Given task — Repeat, line for line, the entries printed below.
○ ○ ○ ○ ○ ○ ○
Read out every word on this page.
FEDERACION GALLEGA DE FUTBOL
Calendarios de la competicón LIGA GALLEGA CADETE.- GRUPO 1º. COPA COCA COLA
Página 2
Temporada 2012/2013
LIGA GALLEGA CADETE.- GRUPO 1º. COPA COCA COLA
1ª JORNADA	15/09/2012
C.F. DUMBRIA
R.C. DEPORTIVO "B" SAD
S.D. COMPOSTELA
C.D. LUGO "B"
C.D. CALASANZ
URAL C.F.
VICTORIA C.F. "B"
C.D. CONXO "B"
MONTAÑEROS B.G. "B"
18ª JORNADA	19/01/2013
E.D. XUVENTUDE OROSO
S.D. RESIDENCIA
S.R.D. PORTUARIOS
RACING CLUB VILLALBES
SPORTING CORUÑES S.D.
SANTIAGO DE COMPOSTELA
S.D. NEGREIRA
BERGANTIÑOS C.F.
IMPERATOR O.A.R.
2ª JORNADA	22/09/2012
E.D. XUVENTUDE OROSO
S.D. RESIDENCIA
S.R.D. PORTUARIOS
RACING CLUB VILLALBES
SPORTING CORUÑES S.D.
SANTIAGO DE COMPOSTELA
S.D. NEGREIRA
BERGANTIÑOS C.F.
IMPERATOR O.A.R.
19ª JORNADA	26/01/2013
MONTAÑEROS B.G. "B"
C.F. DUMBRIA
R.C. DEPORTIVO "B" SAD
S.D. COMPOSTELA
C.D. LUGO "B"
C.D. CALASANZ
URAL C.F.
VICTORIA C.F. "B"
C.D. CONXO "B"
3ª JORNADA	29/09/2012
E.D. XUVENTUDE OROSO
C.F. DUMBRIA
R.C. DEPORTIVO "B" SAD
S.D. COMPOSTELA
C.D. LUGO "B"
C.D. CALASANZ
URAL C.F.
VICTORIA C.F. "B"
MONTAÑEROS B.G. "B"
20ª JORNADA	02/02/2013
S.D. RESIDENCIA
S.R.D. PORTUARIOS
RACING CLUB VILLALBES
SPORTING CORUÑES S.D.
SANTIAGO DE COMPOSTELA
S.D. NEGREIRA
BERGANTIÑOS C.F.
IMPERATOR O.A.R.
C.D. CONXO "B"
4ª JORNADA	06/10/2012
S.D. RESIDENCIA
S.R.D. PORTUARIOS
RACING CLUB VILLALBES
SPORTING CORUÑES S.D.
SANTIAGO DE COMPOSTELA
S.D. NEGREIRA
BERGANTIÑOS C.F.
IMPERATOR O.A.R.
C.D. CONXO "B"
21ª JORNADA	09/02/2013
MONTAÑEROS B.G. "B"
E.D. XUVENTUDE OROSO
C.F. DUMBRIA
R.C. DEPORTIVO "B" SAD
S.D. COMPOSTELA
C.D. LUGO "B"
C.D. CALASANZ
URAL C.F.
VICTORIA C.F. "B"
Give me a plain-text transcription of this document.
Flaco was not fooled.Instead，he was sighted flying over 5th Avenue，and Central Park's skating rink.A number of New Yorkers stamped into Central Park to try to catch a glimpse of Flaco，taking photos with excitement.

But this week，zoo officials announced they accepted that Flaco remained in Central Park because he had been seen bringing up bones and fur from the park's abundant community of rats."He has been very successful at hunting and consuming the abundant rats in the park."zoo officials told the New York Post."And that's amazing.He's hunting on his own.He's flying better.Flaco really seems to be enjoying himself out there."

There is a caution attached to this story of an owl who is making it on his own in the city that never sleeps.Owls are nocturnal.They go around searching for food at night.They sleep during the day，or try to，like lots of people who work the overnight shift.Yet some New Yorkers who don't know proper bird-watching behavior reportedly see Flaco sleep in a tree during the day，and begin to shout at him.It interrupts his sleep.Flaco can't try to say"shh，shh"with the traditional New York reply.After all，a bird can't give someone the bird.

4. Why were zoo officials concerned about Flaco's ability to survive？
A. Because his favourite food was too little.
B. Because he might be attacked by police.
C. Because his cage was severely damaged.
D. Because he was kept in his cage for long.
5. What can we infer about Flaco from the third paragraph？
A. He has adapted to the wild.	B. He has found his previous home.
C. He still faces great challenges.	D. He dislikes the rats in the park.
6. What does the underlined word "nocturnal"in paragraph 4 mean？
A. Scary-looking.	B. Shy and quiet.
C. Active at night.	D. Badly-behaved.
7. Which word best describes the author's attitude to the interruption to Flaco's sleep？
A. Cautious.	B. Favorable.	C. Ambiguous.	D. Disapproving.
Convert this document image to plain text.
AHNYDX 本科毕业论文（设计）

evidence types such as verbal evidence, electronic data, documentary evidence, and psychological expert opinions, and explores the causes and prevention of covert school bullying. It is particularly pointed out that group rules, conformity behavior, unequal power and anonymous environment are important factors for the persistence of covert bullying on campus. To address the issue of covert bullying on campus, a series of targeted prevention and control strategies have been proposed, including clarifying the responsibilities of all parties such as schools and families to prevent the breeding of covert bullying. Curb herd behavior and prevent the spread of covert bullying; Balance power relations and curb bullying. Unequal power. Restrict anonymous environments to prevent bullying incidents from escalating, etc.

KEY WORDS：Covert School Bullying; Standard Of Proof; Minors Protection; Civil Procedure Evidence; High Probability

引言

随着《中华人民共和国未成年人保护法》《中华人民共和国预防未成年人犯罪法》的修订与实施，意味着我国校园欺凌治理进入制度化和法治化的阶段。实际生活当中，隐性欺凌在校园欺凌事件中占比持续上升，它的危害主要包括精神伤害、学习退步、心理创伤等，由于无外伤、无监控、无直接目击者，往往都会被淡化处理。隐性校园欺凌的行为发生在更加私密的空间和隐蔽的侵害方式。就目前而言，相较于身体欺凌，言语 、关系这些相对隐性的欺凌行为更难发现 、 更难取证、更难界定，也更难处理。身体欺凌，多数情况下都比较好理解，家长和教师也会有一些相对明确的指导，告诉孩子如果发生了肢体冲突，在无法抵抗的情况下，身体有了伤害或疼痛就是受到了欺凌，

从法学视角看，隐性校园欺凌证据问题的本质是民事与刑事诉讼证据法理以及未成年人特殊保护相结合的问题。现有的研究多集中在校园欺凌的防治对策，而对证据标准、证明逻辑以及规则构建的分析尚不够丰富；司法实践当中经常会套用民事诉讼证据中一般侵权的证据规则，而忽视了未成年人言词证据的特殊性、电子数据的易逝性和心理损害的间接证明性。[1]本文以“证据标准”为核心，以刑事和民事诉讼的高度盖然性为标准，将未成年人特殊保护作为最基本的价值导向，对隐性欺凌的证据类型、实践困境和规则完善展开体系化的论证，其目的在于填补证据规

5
○ ○ ○ ○ ○ ○ ○
Finished exercise —
Read out every word on this page.
FEDERACION GALLEGA DE FUTBOL
Calendarios de la competicón LIGA GALLEGA CADETE.- GRUPO 1º. COPA COCA COLA
Página 2
Temporada 2012/2013
LIGA GALLEGA CADETE.- GRUPO 1º. COPA COCA COLA
1ª JORNADA	15/09/2012
C.F. DUMBRIA
R.C. DEPORTIVO "B" SAD
S.D. COMPOSTELA
C.D. LUGO "B"
C.D. CALASANZ
URAL C.F.
VICTORIA C.F. "B"
C.D. CONXO "B"
MONTAÑEROS B.G. "B"
18ª JORNADA	19/01/2013
E.D. XUVENTUDE OROSO
S.D. RESIDENCIA
S.R.D. PORTUARIOS
RACING CLUB VILLALBES
SPORTING CORUÑES S.D.
SANTIAGO DE COMPOSTELA
S.D. NEGREIRA
BERGANTIÑOS C.F.
IMPERATOR O.A.R.
2ª JORNADA	22/09/2012
E.D. XUVENTUDE OROSO
S.D. RESIDENCIA
S.R.D. PORTUARIOS
RACING CLUB VILLALBES
SPORTING CORUÑES S.D.
SANTIAGO DE COMPOSTELA
S.D. NEGREIRA
BERGANTIÑOS C.F.
IMPERATOR O.A.R.
19ª JORNADA	26/01/2013
MONTAÑEROS B.G. "B"
C.F. DUMBRIA
R.C. DEPORTIVO "B" SAD
S.D. COMPOSTELA
C.D. LUGO "B"
C.D. CALASANZ
URAL C.F.
VICTORIA C.F. "B"
C.D. CONXO "B"
3ª JORNADA	29/09/2012
E.D. XUVENTUDE OROSO
C.F. DUMBRIA
R.C. DEPORTIVO "B" SAD
S.D. COMPOSTELA
C.D. LUGO "B"
C.D. CALASANZ
URAL C.F.
VICTORIA C.F. "B"
MONTAÑEROS B.G. "B"
20ª JORNADA	02/02/2013
S.D. RESIDENCIA
S.R.D. PORTUARIOS
RACING CLUB VILLALBES
SPORTING CORUÑES S.D.
SANTIAGO DE COMPOSTELA
S.D. NEGREIRA
BERGANTIÑOS C.F.
IMPERATOR O.A.R.
C.D. CONXO "B"
4ª JORNADA	06/10/2012
S.D. RESIDENCIA
S.R.D. PORTUARIOS
RACING CLUB VILLALBES
SPORTING CORUÑES S.D.
SANTIAGO DE COMPOSTELA
S.D. NEGREIRA
BERGANTIÑOS C.F.
IMPERATOR O.A.R.
C.D. CONXO "B"
21ª JORNADA	09/02/2013
MONTAÑEROS B.G. "B"
E.D. XUVENTUDE OROSO
C.F. DUMBRIA
R.C. DEPORTIVO "B" SAD
S.D. COMPOSTELA
C.D. LUGO "B"
C.D. CALASANZ
URAL C.F.
VICTORIA C.F. "B"
Give me a plain-text transcription of this document.
Flaco was not fooled.Instead，he was sighted flying over 5th Avenue，and Central Park's skating rink.A number of New Yorkers stamped into Central Park to try to catch a glimpse of Flaco，taking photos with excitement.

But this week，zoo officials announced they accepted that Flaco remained in Central Park because he had been seen bringing up bones and fur from the park's abundant community of rats."He has been very successful at hunting and consuming the abundant rats in the park."zoo officials told the New York Post."And that's amazing.He's hunting on his own.He's flying better.Flaco really seems to be enjoying himself out there."

There is a caution attached to this story of an owl who is making it on his own in the city that never sleeps.Owls are nocturnal.They go around searching for food at night.They sleep during the day，or try to，like lots of people who work the overnight shift.Yet some New Yorkers who don't know proper bird-watching behavior reportedly see Flaco sleep in a tree during the day，and begin to shout at him.It interrupts his sleep.Flaco can't try to say"shh，shh"with the traditional New York reply.After all，a bird can't give someone the bird.

4. Why were zoo officials concerned about Flaco's ability to survive？
A. Because his favourite food was too little.
B. Because he might be attacked by police.
C. Because his cage was severely damaged.
D. Because he was kept in his cage for long.
5. What can we infer about Flaco from the third paragraph？
A. He has adapted to the wild.	B. He has found his previous home.
C. He still faces great challenges.	D. He dislikes the rats in the park.
6. What does the underlined word "nocturnal"in paragraph 4 mean？
A. Scary-looking.	B. Shy and quiet.
C. Active at night.	D. Badly-behaved.
7. Which word best describes the author's attitude to the interruption to Flaco's sleep？
A. Cautious.	B. Favorable.	C. Ambiguous.	D. Disapproving.
Convert this document image to plain text.
AHNYDX 本科毕业论文（设计）

evidence types such as verbal evidence, electronic data, documentary evidence, and psychological expert opinions, and explores the causes and prevention of covert school bullying. It is particularly pointed out that group rules, conformity behavior, unequal power and anonymous environment are important factors for the persistence of covert bullying on campus. To address the issue of covert bullying on campus, a series of targeted prevention and control strategies have been proposed, including clarifying the responsibilities of all parties such as schools and families to prevent the breeding of covert bullying. Curb herd behavior and prevent the spread of covert bullying; Balance power relations and curb bullying. Unequal power. Restrict anonymous environments to prevent bullying incidents from escalating, etc.

KEY WORDS：Covert School Bullying; Standard Of Proof; Minors Protection; Civil Procedure Evidence; High Probability

引言

随着《中华人民共和国未成年人保护法》《中华人民共和国预防未成年人犯罪法》的修订与实施，意味着我国校园欺凌治理进入制度化和法治化的阶段。实际生活当中，隐性欺凌在校园欺凌事件中占比持续上升，它的危害主要包括精神伤害、学习退步、心理创伤等，由于无外伤、无监控、无直接目击者，往往都会被淡化处理。隐性校园欺凌的行为发生在更加私密的空间和隐蔽的侵害方式。就目前而言，相较于身体欺凌，言语 、关系这些相对隐性的欺凌行为更难发现 、 更难取证、更难界定，也更难处理。身体欺凌，多数情况下都比较好理解，家长和教师也会有一些相对明确的指导，告诉孩子如果发生了肢体冲突，在无法抵抗的情况下，身体有了伤害或疼痛就是受到了欺凌，

从法学视角看，隐性校园欺凌证据问题的本质是民事与刑事诉讼证据法理以及未成年人特殊保护相结合的问题。现有的研究多集中在校园欺凌的防治对策，而对证据标准、证明逻辑以及规则构建的分析尚不够丰富；司法实践当中经常会套用民事诉讼证据中一般侵权的证据规则，而忽视了未成年人言词证据的特殊性、电子数据的易逝性和心理损害的间接证明性。[1]本文以“证据标准”为核心，以刑事和民事诉讼的高度盖然性为标准，将未成年人特殊保护作为最基本的价值导向，对隐性欺凌的证据类型、实践困境和规则完善展开体系化的论证，其目的在于填补证据规

5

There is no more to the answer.